**PROBLEM REQUIREMENTS:** Pictures appear in the records below; write out everything else exactly.

[Records from a dataset]
※ ※ ※
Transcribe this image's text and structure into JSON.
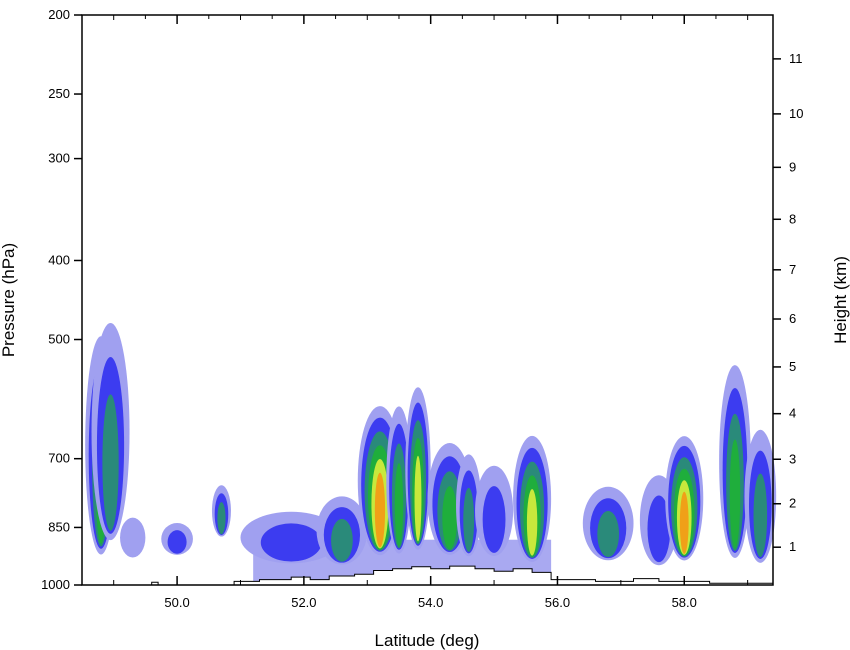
{
  "chart_data": {
    "type": "heatmap",
    "xlabel": "Latitude (deg)",
    "ylabel_left": "Pressure (hPa)",
    "ylabel_right": "Height (km)",
    "x_range": [
      48.5,
      59.4
    ],
    "x_ticks": [
      "50.0",
      "52.0",
      "54.0",
      "56.0",
      "58.0"
    ],
    "x_tick_values": [
      50,
      52,
      54,
      56,
      58
    ],
    "pressure_range": [
      1000,
      200
    ],
    "pressure_scale": "log",
    "pressure_ticks": [
      "200",
      "250",
      "300",
      "400",
      "500",
      "700",
      "850",
      "1000"
    ],
    "pressure_tick_values": [
      200,
      250,
      300,
      400,
      500,
      700,
      850,
      1000
    ],
    "height_ticks": [
      "1",
      "2",
      "3",
      "4",
      "5",
      "6",
      "7",
      "8",
      "9",
      "10",
      "11"
    ],
    "height_tick_values": [
      1,
      2,
      3,
      4,
      5,
      6,
      7,
      8,
      9,
      10,
      11
    ],
    "levels": [
      {
        "color": "#a0a0f0",
        "note": "outer"
      },
      {
        "color": "#3c3cf0"
      },
      {
        "color": "#2a8a7a"
      },
      {
        "color": "#1fae3c"
      },
      {
        "color": "#c8e83c"
      },
      {
        "color": "#f0a018"
      },
      {
        "color": "#e03c3c"
      }
    ],
    "cells": [
      {
        "lat": 48.8,
        "p_top": 540,
        "p_bot": 1000,
        "w": 0.25,
        "max": 4
      },
      {
        "lat": 48.95,
        "p_top": 520,
        "p_bot": 960,
        "w": 0.3,
        "max": 3
      },
      {
        "lat": 49.3,
        "p_top": 840,
        "p_bot": 940,
        "w": 0.2,
        "max": 1
      },
      {
        "lat": 50.0,
        "p_top": 850,
        "p_bot": 930,
        "w": 0.25,
        "max": 2
      },
      {
        "lat": 50.7,
        "p_top": 770,
        "p_bot": 890,
        "w": 0.15,
        "max": 3
      },
      {
        "lat": 51.8,
        "p_top": 830,
        "p_bot": 960,
        "w": 0.8,
        "max": 2
      },
      {
        "lat": 52.6,
        "p_top": 800,
        "p_bot": 970,
        "w": 0.4,
        "max": 3
      },
      {
        "lat": 53.2,
        "p_top": 640,
        "p_bot": 975,
        "w": 0.35,
        "max": 6
      },
      {
        "lat": 53.5,
        "p_top": 640,
        "p_bot": 970,
        "w": 0.2,
        "max": 4
      },
      {
        "lat": 53.8,
        "p_top": 610,
        "p_bot": 965,
        "w": 0.2,
        "max": 5
      },
      {
        "lat": 54.3,
        "p_top": 700,
        "p_bot": 960,
        "w": 0.35,
        "max": 4
      },
      {
        "lat": 54.6,
        "p_top": 720,
        "p_bot": 960,
        "w": 0.2,
        "max": 3
      },
      {
        "lat": 55.0,
        "p_top": 740,
        "p_bot": 955,
        "w": 0.3,
        "max": 2
      },
      {
        "lat": 55.6,
        "p_top": 690,
        "p_bot": 985,
        "w": 0.3,
        "max": 5
      },
      {
        "lat": 56.8,
        "p_top": 780,
        "p_bot": 960,
        "w": 0.4,
        "max": 3
      },
      {
        "lat": 57.6,
        "p_top": 760,
        "p_bot": 980,
        "w": 0.3,
        "max": 2
      },
      {
        "lat": 58.0,
        "p_top": 690,
        "p_bot": 980,
        "w": 0.3,
        "max": 6
      },
      {
        "lat": 58.8,
        "p_top": 580,
        "p_bot": 1000,
        "w": 0.25,
        "max": 4
      },
      {
        "lat": 59.2,
        "p_top": 680,
        "p_bot": 990,
        "w": 0.25,
        "max": 3
      }
    ]
  }
}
※ ※ ※
**WRITTEN REPLY:**
Transcribe this image's text and structure into JSON.
{
  "chart_data": {
    "type": "heatmap",
    "xlabel": "Latitude (deg)",
    "ylabel_left": "Pressure (hPa)",
    "ylabel_right": "Height (km)",
    "x_range": [
      48.5,
      59.4
    ],
    "x_ticks": [
      "50.0",
      "52.0",
      "54.0",
      "56.0",
      "58.0"
    ],
    "x_tick_values": [
      50,
      52,
      54,
      56,
      58
    ],
    "pressure_range": [
      1000,
      200
    ],
    "pressure_scale": "log",
    "pressure_ticks": [
      "200",
      "250",
      "300",
      "400",
      "500",
      "700",
      "850",
      "1000"
    ],
    "pressure_tick_values": [
      200,
      250,
      300,
      400,
      500,
      700,
      850,
      1000
    ],
    "height_ticks": [
      "1",
      "2",
      "3",
      "4",
      "5",
      "6",
      "7",
      "8",
      "9",
      "10",
      "11"
    ],
    "height_tick_values": [
      1,
      2,
      3,
      4,
      5,
      6,
      7,
      8,
      9,
      10,
      11
    ],
    "levels": [
      {
        "color": "#a0a0f0",
        "note": "outer"
      },
      {
        "color": "#3c3cf0"
      },
      {
        "color": "#2a8a7a"
      },
      {
        "color": "#1fae3c"
      },
      {
        "color": "#c8e83c"
      },
      {
        "color": "#f0a018"
      },
      {
        "color": "#e03c3c"
      }
    ],
    "cells": [
      {
        "lat": 48.8,
        "p_top": 540,
        "p_bot": 1000,
        "w": 0.25,
        "max": 4
      },
      {
        "lat": 48.95,
        "p_top": 520,
        "p_bot": 960,
        "w": 0.3,
        "max": 3
      },
      {
        "lat": 49.3,
        "p_top": 840,
        "p_bot": 940,
        "w": 0.2,
        "max": 1
      },
      {
        "lat": 50.0,
        "p_top": 850,
        "p_bot": 930,
        "w": 0.25,
        "max": 2
      },
      {
        "lat": 50.7,
        "p_top": 770,
        "p_bot": 890,
        "w": 0.15,
        "max": 3
      },
      {
        "lat": 51.8,
        "p_top": 830,
        "p_bot": 960,
        "w": 0.8,
        "max": 2
      },
      {
        "lat": 52.6,
        "p_top": 800,
        "p_bot": 970,
        "w": 0.4,
        "max": 3
      },
      {
        "lat": 53.2,
        "p_top": 640,
        "p_bot": 975,
        "w": 0.35,
        "max": 6
      },
      {
        "lat": 53.5,
        "p_top": 640,
        "p_bot": 970,
        "w": 0.2,
        "max": 4
      },
      {
        "lat": 53.8,
        "p_top": 610,
        "p_bot": 965,
        "w": 0.2,
        "max": 5
      },
      {
        "lat": 54.3,
        "p_top": 700,
        "p_bot": 960,
        "w": 0.35,
        "max": 4
      },
      {
        "lat": 54.6,
        "p_top": 720,
        "p_bot": 960,
        "w": 0.2,
        "max": 3
      },
      {
        "lat": 55.0,
        "p_top": 740,
        "p_bot": 955,
        "w": 0.3,
        "max": 2
      },
      {
        "lat": 55.6,
        "p_top": 690,
        "p_bot": 985,
        "w": 0.3,
        "max": 5
      },
      {
        "lat": 56.8,
        "p_top": 780,
        "p_bot": 960,
        "w": 0.4,
        "max": 3
      },
      {
        "lat": 57.6,
        "p_top": 760,
        "p_bot": 980,
        "w": 0.3,
        "max": 2
      },
      {
        "lat": 58.0,
        "p_top": 690,
        "p_bot": 980,
        "w": 0.3,
        "max": 6
      },
      {
        "lat": 58.8,
        "p_top": 580,
        "p_bot": 1000,
        "w": 0.25,
        "max": 4
      },
      {
        "lat": 59.2,
        "p_top": 680,
        "p_bot": 990,
        "w": 0.25,
        "max": 3
      }
    ]
  }
}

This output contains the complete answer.